Text shown:
__________
On 03/08/15 14:01, James Greenhalgh wrote:
> On Fri, Jul 24, 2015 at 11:55:33AM +0100, Kyrill Tkachov wrote:
>> Hi all,
>>
>> This patch implements an aarch64-specific expansion of the signed modulo
by a power of 2.
>> The proposed sequence makes use of the conditional negate instruction
CSNEG.
>> For a power of N, x % N can be calculated with:
>> negs   x1, x0
>> and    x0, x0, #(N - 1)
>> and    x1, x1, #(N - 1)
>> csneg  x0, x0, x1, mi
>>
>> So, for N == 256 this would be:
>> negs   x1, x0
>> and    x0, x0, #255
>> and    x1, x1, #255
>> csneg  x0, x0, x1, mi
>>
>> For comparison, the existing sequence emitted by expand_smod_pow2 in
expmed.c is:
>> asr     x1, x0, 63
>> lsr     x1, x1, 56
>> add     x0, x0, x1
>> and     x0, x0, 255
>> sub     x0, x0, x1
>>
>> Note that the CSNEG sequence is one instruction shorter and that the two
and operations
>> are independent, compared to the existing sequence where all instructions
are dependent
>> on the preceeding instructions.
>>
>> For the special case of N == 2 we can do even better:
>> cmp     x0, xzr
>> and     x0, x0, 1
>> csneg   x0, x0, x0, ge
>>
>> I first tried implementing this in the generic code in expmed.c but that
didn't work
>> out for a few reasons:
>>
>> * This relies on having a conditional-negate instruction. We could gate
it on
>> HAVE_conditional_move and the combiner is capable of merging the final
negate into
>> the conditional move if a conditional negate is available (like on
aarch64) but on
>> targets without a conditional negate this would end up emitting a
separate negate.
>>
>> * The first negs has to be a negs for the sequence to be a win i.e.
having a separate
>> negate and compare makes the sequence slower than the existing one (at
least in my
>> microbenchmarking) and I couldn't get subsequent passes to combine the
negate and combine
>> into the negs (presumably due to the use of the negated result in one of
the ands).
>> Doing it in the aarch64 backend where I could just call the exact gen_*
functions that
>> I need worked much more cleanly.
>>
>> The costing logic is updated to reflect this sequence during the
intialisation of
>> expmed.c where it calculates the smod_pow2_cheap metric.
>>
>> The tests will come in patch 3 of the series which are partly shared with
the equivalent
>> arm implementation.
__________
Records shown:
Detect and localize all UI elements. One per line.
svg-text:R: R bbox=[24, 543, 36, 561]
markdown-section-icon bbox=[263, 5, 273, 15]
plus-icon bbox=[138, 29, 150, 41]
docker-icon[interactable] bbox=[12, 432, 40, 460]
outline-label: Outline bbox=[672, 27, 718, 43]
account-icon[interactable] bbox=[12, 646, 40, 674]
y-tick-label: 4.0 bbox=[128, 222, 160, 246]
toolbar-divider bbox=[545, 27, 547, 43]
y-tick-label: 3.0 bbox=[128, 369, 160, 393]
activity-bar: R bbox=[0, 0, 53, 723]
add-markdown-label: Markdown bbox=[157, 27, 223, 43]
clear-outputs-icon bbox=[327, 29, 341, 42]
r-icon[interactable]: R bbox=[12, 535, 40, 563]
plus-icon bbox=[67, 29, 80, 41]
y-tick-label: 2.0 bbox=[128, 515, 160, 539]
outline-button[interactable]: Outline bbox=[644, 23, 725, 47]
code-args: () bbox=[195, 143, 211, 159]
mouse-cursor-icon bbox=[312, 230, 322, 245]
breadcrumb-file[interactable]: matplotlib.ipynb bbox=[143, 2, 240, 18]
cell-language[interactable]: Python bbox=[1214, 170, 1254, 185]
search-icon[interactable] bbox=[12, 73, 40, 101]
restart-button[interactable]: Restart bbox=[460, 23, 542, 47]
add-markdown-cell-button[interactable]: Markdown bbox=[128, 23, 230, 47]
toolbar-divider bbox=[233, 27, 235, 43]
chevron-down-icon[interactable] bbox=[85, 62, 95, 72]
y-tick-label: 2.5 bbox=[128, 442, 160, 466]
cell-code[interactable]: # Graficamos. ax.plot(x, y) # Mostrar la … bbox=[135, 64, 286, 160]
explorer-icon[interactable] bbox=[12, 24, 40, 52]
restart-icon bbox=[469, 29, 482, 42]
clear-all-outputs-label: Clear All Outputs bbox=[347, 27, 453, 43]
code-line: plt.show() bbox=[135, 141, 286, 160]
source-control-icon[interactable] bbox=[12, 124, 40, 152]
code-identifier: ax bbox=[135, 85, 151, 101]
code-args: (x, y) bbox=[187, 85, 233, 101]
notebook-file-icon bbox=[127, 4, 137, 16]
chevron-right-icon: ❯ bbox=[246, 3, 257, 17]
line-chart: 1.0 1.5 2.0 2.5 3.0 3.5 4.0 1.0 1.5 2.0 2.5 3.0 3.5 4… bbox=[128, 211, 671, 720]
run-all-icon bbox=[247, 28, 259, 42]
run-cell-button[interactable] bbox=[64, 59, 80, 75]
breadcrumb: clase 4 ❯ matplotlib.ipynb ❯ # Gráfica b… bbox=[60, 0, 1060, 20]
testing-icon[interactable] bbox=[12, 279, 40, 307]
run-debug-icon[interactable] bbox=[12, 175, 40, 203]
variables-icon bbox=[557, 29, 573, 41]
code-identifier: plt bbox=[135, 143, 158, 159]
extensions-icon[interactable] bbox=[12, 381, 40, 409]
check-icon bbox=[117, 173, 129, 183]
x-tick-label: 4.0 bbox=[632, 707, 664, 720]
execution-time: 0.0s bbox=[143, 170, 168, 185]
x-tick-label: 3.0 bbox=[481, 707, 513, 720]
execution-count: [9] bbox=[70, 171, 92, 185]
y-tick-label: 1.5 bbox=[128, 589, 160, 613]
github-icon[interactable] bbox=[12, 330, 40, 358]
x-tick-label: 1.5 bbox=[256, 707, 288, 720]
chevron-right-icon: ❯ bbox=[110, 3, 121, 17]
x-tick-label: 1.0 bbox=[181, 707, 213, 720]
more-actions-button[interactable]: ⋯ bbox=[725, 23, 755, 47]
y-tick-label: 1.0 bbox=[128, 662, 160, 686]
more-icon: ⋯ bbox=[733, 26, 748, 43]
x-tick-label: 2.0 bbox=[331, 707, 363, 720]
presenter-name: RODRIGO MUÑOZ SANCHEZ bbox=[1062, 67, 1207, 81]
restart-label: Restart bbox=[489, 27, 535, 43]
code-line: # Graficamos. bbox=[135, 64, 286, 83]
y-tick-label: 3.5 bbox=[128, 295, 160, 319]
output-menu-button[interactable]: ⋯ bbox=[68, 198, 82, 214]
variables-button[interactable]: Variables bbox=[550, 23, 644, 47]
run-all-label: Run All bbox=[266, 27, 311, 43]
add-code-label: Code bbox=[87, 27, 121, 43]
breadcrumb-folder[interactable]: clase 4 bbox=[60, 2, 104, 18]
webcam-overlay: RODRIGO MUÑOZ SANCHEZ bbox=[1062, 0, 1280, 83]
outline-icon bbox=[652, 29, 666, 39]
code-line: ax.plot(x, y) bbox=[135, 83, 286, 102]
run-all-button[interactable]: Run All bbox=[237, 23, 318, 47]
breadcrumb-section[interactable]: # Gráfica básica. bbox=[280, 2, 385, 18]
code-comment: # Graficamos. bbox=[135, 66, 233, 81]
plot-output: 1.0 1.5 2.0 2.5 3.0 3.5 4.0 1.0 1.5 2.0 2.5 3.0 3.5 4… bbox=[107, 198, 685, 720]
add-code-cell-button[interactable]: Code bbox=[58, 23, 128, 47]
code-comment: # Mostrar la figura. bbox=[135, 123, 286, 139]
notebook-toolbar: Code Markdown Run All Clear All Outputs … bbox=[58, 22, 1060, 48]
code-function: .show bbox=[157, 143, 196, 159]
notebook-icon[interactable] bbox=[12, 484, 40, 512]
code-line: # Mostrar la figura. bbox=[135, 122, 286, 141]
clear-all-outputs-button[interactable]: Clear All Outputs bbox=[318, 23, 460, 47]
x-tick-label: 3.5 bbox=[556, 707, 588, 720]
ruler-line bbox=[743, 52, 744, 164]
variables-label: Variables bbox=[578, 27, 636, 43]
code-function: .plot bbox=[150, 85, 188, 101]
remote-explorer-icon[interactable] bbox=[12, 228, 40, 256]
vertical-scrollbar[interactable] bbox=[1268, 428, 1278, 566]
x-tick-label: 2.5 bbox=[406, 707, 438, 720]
__________
Set tasks:
1: Reproduce the passage of the patch message starting with "On 03/08/15 14:01, James" and going on through "power of 2.".
2: Do these statements agree with the patch message? Answer yes or no for each, quoting the words of the patch message that decide it.
(a) The CSNEG sequence is one instruction shorter than the existing sequence.
(b) The tests are included in this same patch.
(c) The proposed sequence uses the conditional negate instruction.
3: Resume the patch message from the point where it stops.

Exercise results:
1:
On 03/08/15 14:01, James Greenhalgh wrote:
> On Fri, Jul 24, 2015 at 11:55:33AM +0100, Kyrill Tkachov wrote:
>> Hi all,
>>
>> This patch implements an aarch64-specific expansion of the signed modulo
by a power of 2.

2:
(a) Yes: "the CSNEG sequence is one instruction shorter"
(b) No: "The tests will come in patch 3 of the series"
(c) Yes: "The proposed sequence makes use of the conditional negate instruction"

3:
>>
>> Bootstrapped and tested on aarch64.
>> Ok for trunk?
>>
>> diff --git a/gcc/config/aarch64/aarch64.c b/gcc/config/aarch64/aarch64.c
>> index 9d88a60..7bb4a55 100644
>> --- a/gcc/config/aarch64/aarch64.c
>> +++ b/gcc/config/aarch64/aarch64.c
>> @@ -6639,8 +6639,26 @@ cost_plus:
>>   	  if (VECTOR_MODE_P (mode))
>>   	    *cost += extra_cost->vect.alu;
>>   	  else if (GET_MODE_CLASS (mode) == MODE_INT)
>> -	    *cost += (extra_cost->mult[mode == DImode].add
>> -		      + extra_cost->mult[mode == DImode].idiv);
>> +	    {
>> +	      /* We can expand signed mod by power of 2 using a
>> +		 NEGS, two parallel ANDs and a CSNEG.  Assume here
>> +		 that CSNEG is COSTS_N_INSNS (1).  This case should
>> +		 only ever be reached through the set_smod_pow2_cheap check
>> +		 in expmed.c.  */
>> +	      if (code == MOD
>> +		  && CONST_INT_P (XEXP (x, 1))
>> +		  && exact_log2 (INTVAL (XEXP (x, 1))) > 0
>> +		  && (mode == SImode || mode == DImode))
>> +		{
>> +		  *cost += COSTS_N_INSNS (3)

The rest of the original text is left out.